* _Objective_: Copy out the lines that have "content" in them.

* _Material to process_:
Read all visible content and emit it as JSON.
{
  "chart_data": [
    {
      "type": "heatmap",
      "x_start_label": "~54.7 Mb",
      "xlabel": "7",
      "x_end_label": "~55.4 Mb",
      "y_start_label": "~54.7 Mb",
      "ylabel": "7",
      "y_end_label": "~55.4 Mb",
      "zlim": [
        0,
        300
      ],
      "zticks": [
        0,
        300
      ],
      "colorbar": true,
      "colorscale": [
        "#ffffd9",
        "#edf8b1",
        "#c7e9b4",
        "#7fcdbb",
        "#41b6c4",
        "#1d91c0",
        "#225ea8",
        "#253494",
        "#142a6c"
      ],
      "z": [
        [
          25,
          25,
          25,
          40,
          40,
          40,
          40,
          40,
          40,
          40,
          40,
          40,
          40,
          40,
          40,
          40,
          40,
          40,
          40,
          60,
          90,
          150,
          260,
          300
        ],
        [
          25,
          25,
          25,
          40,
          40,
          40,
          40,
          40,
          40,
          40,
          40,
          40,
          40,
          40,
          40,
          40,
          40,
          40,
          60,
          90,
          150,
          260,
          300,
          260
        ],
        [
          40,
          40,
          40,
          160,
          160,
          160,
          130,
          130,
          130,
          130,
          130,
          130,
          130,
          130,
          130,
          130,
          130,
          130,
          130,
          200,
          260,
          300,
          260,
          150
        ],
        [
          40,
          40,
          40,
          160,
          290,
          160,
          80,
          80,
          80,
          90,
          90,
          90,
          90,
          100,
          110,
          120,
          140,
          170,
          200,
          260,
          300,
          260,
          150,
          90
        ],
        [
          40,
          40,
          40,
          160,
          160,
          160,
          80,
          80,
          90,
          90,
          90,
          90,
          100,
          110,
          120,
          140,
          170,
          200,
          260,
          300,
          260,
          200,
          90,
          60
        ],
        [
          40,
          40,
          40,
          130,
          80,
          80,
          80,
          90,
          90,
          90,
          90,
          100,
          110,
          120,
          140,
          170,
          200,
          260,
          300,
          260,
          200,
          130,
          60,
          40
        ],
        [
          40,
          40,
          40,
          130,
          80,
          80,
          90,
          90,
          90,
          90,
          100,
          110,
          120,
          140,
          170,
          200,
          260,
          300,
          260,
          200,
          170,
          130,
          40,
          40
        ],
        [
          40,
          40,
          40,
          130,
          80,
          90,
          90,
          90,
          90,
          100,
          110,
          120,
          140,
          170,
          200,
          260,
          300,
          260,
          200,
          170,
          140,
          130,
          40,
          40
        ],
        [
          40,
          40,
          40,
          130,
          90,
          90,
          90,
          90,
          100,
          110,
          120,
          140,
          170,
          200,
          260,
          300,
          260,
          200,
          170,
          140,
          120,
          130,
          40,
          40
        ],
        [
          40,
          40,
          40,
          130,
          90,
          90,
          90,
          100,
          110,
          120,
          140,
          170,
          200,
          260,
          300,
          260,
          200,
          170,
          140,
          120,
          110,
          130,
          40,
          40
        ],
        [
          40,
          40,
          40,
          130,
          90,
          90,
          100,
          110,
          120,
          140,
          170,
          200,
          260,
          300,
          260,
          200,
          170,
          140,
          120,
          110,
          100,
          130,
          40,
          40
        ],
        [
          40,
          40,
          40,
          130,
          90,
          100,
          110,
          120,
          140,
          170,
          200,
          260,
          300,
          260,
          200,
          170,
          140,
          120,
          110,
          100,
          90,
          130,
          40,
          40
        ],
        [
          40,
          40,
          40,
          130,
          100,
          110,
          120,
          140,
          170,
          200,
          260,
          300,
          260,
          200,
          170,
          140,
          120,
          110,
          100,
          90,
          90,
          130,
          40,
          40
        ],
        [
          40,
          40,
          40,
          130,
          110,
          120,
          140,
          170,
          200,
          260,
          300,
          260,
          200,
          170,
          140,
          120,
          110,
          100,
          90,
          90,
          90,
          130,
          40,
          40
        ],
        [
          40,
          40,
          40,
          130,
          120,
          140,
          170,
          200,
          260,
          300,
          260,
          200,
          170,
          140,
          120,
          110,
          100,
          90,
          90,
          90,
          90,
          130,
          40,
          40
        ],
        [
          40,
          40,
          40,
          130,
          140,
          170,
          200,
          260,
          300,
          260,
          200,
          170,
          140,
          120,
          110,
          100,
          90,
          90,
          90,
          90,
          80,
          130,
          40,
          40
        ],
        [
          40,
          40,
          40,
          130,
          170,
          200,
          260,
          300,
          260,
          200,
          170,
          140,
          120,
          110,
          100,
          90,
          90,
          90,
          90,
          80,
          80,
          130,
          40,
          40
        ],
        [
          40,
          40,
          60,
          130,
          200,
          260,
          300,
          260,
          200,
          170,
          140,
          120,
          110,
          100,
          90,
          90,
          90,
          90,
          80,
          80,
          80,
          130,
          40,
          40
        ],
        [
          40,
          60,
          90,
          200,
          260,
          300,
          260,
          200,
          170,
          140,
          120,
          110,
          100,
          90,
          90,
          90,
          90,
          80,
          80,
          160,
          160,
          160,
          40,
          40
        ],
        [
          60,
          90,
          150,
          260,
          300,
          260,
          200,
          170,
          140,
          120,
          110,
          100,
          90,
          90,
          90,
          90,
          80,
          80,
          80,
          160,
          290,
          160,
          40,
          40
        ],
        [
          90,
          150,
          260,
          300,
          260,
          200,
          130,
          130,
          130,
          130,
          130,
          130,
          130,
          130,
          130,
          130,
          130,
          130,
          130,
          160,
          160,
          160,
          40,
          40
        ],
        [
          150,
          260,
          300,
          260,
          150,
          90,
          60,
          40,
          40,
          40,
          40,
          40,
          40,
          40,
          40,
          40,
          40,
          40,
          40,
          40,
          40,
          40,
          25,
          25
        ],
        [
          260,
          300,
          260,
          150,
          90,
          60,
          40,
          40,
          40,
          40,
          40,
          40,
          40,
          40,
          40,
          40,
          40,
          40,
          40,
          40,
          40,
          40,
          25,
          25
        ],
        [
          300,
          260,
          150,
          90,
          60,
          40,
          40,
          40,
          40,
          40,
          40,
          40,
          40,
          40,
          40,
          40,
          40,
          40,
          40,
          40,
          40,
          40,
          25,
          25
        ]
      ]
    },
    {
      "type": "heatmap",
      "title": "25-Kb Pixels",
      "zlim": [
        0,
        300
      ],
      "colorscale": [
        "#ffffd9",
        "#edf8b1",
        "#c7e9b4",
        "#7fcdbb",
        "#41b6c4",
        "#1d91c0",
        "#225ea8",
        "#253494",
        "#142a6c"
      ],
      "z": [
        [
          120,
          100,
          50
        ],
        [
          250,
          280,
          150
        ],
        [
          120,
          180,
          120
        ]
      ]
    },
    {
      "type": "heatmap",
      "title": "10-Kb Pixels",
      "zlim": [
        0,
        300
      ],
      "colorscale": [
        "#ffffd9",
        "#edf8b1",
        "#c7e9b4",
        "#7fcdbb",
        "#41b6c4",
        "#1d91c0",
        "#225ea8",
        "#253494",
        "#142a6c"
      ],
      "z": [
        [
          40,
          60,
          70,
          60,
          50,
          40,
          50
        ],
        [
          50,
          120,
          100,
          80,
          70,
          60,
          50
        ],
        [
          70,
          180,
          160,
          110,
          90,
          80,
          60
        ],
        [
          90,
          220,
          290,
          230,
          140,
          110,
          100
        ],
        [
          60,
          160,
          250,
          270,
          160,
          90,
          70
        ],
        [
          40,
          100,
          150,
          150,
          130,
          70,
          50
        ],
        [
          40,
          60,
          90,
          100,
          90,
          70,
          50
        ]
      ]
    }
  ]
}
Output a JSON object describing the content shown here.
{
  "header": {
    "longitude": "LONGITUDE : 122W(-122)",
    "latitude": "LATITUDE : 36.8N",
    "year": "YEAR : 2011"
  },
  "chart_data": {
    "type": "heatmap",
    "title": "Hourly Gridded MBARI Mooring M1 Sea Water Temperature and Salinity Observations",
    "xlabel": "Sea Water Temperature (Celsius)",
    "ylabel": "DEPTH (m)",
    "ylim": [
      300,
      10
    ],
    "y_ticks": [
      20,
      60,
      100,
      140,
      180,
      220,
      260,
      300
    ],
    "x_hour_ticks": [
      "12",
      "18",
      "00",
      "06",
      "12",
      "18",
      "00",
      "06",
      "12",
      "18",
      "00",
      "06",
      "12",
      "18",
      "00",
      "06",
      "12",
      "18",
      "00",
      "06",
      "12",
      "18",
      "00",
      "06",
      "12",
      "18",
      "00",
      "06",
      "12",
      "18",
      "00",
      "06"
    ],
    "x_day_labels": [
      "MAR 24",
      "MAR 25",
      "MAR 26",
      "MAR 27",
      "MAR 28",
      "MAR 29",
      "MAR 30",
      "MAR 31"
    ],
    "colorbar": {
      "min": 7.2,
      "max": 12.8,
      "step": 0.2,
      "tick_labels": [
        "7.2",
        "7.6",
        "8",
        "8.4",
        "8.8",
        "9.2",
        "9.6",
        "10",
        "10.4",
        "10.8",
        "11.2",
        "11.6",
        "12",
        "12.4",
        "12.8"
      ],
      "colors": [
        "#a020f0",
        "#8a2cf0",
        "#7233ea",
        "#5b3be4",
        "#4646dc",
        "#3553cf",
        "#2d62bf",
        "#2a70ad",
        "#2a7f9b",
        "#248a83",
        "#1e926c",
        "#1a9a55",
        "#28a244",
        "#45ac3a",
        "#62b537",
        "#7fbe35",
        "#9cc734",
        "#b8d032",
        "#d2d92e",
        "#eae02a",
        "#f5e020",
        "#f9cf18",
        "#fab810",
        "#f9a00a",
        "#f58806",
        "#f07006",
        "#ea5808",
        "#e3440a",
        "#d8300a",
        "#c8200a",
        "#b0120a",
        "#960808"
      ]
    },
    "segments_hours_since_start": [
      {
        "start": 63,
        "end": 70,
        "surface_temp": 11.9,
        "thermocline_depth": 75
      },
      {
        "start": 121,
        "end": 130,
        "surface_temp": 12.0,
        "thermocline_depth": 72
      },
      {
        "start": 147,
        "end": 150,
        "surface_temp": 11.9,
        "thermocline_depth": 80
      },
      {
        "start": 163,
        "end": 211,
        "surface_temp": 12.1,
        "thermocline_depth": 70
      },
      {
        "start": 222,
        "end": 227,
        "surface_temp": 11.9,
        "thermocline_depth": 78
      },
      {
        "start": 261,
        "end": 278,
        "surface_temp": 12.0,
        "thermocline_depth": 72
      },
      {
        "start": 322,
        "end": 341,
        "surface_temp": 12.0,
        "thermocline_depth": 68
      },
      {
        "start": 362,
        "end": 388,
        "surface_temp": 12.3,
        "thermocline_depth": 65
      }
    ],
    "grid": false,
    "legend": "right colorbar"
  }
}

* _Reply to the exercise_:
Read all visible content and emit it as JSON.
Output a JSON object describing the content shown here.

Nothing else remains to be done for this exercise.